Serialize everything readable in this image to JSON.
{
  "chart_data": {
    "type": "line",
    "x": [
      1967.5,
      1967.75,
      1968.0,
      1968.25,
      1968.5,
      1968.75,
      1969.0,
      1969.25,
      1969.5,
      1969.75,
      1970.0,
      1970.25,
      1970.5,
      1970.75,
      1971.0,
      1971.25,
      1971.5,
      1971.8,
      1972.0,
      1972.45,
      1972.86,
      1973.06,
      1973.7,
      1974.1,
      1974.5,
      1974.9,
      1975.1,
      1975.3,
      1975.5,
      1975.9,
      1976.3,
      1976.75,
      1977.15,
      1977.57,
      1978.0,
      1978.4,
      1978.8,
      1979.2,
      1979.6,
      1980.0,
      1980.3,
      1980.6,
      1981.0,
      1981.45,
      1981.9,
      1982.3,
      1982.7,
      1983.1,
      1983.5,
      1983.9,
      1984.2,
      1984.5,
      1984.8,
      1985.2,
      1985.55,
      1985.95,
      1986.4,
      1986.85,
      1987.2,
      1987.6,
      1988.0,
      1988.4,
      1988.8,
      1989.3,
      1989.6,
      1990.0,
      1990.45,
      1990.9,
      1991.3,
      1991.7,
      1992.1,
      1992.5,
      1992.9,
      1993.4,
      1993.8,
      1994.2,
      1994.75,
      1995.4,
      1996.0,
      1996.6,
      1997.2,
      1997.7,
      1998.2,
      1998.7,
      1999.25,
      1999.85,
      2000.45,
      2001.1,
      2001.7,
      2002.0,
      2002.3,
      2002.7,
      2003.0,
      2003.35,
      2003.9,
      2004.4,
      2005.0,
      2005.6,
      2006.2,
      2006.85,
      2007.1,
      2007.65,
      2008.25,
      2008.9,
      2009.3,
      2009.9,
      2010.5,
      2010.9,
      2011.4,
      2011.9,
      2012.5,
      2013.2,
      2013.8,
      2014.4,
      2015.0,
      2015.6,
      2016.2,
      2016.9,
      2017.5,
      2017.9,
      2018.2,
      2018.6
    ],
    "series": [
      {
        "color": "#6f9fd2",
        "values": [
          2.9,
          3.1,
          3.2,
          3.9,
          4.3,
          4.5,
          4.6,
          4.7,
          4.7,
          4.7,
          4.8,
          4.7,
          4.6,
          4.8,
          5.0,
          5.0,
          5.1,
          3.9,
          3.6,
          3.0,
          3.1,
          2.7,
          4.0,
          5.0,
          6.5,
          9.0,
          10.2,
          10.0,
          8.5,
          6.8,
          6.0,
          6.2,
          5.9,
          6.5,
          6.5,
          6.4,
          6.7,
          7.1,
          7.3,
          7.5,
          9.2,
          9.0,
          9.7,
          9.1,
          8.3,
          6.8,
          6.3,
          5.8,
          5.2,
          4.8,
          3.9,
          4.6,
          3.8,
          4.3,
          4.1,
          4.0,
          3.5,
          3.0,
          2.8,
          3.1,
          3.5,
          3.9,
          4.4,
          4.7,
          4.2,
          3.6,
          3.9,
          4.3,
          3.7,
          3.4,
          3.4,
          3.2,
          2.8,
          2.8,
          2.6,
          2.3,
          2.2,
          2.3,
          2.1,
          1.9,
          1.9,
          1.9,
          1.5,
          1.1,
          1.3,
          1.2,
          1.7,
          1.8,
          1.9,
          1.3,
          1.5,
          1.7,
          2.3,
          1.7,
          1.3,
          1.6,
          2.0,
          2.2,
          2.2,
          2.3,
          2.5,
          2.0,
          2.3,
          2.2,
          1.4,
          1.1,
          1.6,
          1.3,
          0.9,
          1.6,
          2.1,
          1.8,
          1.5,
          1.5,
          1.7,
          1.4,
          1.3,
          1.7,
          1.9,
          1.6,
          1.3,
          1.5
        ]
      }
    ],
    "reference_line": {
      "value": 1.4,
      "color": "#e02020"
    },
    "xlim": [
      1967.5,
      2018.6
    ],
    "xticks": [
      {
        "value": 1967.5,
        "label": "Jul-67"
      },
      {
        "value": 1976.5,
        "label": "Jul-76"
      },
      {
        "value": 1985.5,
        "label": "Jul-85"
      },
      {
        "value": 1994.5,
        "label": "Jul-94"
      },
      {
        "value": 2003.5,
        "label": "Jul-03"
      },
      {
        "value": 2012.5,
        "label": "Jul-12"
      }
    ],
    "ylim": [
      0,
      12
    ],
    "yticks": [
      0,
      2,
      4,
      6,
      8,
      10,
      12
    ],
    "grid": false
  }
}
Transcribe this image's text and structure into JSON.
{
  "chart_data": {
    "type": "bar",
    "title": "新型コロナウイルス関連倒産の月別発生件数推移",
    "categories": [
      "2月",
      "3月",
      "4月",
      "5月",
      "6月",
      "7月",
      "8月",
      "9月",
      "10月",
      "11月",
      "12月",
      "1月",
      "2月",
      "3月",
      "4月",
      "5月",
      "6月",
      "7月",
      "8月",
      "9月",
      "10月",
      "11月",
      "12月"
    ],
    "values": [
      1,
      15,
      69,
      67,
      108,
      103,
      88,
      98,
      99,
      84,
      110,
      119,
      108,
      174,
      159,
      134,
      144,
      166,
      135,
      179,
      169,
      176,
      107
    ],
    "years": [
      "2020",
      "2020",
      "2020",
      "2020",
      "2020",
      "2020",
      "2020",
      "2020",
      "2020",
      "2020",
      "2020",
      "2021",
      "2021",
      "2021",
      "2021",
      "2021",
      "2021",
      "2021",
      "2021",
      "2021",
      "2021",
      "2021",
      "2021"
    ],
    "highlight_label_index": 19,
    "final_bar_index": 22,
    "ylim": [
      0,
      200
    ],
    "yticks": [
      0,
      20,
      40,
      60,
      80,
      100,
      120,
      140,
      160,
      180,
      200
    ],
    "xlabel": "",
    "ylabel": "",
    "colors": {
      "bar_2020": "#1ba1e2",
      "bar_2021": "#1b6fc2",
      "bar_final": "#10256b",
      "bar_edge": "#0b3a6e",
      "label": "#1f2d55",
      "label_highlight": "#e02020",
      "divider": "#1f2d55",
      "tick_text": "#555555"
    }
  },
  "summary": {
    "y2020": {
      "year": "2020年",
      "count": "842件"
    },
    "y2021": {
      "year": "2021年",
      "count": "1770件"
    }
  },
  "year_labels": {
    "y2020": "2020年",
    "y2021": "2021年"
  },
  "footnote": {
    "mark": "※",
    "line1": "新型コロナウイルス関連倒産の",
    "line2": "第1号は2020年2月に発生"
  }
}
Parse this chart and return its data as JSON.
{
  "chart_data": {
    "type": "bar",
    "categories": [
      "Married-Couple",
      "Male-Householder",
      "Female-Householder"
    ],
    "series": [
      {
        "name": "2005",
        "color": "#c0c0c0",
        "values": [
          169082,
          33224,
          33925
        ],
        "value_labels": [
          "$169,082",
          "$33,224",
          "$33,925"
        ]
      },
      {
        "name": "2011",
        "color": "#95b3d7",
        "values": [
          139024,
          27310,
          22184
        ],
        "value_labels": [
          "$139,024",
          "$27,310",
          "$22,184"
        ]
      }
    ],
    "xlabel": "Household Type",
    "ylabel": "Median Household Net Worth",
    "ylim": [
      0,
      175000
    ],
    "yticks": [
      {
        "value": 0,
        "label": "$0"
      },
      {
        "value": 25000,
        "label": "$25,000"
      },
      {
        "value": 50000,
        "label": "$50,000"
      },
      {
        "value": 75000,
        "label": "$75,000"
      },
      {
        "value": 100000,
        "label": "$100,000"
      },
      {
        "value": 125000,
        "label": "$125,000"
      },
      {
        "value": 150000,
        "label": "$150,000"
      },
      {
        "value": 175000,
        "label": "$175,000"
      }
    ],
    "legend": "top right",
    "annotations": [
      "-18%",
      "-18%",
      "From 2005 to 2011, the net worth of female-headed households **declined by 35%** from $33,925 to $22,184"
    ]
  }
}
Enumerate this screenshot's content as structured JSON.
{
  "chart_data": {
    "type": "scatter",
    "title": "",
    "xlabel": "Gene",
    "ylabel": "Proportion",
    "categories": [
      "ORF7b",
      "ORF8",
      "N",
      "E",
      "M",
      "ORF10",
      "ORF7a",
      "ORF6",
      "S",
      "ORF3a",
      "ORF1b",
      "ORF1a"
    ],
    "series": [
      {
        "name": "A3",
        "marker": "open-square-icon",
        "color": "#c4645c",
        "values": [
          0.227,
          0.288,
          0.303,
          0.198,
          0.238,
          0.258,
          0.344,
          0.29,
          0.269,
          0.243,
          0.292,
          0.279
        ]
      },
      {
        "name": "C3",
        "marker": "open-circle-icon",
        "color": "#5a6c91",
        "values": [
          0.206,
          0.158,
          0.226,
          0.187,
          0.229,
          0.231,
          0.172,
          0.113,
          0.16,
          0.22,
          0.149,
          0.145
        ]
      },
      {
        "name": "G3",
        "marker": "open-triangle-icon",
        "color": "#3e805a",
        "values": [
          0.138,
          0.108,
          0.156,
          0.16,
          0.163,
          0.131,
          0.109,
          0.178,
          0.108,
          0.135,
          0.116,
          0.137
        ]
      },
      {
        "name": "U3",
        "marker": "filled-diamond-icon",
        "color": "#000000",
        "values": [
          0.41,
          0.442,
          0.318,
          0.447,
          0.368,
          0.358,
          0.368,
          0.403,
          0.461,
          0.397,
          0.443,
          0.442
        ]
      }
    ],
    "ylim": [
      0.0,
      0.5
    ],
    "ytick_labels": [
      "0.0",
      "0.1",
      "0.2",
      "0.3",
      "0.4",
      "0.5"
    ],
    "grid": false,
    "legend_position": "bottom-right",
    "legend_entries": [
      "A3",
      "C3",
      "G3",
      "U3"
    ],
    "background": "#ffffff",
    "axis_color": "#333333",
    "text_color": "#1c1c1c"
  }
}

• • • • • • •

- EXERCISE REQUIREMENTS: Locate all lines holding the word "title", then copy them out.

- FINAL RESULT:
    "title": "新型コロナウイルス関連倒産の月別発生件数推移",
    "title": "",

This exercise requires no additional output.